Could the lines from the one with "Give me a plain-text" through the end of the listing be restated exactly, with nothing else included?

***** INPUT FOR THIS TASK *****

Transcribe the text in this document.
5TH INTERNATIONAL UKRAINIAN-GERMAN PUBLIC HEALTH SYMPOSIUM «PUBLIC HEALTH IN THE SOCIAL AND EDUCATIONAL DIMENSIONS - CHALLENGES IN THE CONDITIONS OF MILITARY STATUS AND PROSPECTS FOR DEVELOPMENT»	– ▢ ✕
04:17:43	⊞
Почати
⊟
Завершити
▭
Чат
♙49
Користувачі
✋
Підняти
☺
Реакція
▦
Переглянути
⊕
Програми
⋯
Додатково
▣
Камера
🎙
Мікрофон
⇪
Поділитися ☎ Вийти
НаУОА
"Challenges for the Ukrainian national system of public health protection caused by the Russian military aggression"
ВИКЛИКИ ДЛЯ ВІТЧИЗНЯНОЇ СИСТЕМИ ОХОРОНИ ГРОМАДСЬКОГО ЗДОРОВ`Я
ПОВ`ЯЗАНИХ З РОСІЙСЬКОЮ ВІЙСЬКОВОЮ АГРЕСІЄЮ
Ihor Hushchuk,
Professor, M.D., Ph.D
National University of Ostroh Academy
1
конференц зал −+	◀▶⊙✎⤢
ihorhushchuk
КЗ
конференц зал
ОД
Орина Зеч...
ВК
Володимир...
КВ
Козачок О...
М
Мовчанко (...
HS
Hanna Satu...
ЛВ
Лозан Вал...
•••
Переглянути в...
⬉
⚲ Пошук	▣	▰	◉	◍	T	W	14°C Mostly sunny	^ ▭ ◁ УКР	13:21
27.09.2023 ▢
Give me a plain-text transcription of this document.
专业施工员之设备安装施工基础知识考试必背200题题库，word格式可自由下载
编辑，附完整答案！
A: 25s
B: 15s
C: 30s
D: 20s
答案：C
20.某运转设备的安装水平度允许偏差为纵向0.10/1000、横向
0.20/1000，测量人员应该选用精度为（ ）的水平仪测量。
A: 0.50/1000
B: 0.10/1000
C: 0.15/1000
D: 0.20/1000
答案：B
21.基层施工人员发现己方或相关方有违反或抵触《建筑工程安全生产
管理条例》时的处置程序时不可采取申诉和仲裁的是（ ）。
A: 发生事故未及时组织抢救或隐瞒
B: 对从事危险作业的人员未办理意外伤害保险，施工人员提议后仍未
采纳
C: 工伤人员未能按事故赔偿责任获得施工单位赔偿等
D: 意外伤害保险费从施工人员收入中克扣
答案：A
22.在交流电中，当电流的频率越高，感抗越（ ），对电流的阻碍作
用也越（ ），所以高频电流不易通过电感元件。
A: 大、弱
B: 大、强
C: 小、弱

*****

_EXERCISE OUTPUT:_
Give me a plain-text transcription of this document.
专业施工员之设备安装施工基础知识考试必背200题题库，word格式可自由下载
编辑，附完整答案！
A: 25s
B: 15s
C: 30s
D: 20s
答案：C
20.某运转设备的安装水平度允许偏差为纵向0.10/1000、横向
0.20/1000，测量人员应该选用精度为（ ）的水平仪测量。
A: 0.50/1000
B: 0.10/1000
C: 0.15/1000
D: 0.20/1000
答案：B
21.基层施工人员发现己方或相关方有违反或抵触《建筑工程安全生产
管理条例》时的处置程序时不可采取申诉和仲裁的是（ ）。
A: 发生事故未及时组织抢救或隐瞒
B: 对从事危险作业的人员未办理意外伤害保险，施工人员提议后仍未
采纳
C: 工伤人员未能按事故赔偿责任获得施工单位赔偿等
D: 意外伤害保险费从施工人员收入中克扣
答案：A
22.在交流电中，当电流的频率越高，感抗越（ ），对电流的阻碍作
用也越（ ），所以高频电流不易通过电感元件。
A: 大、弱
B: 大、强
C: 小、弱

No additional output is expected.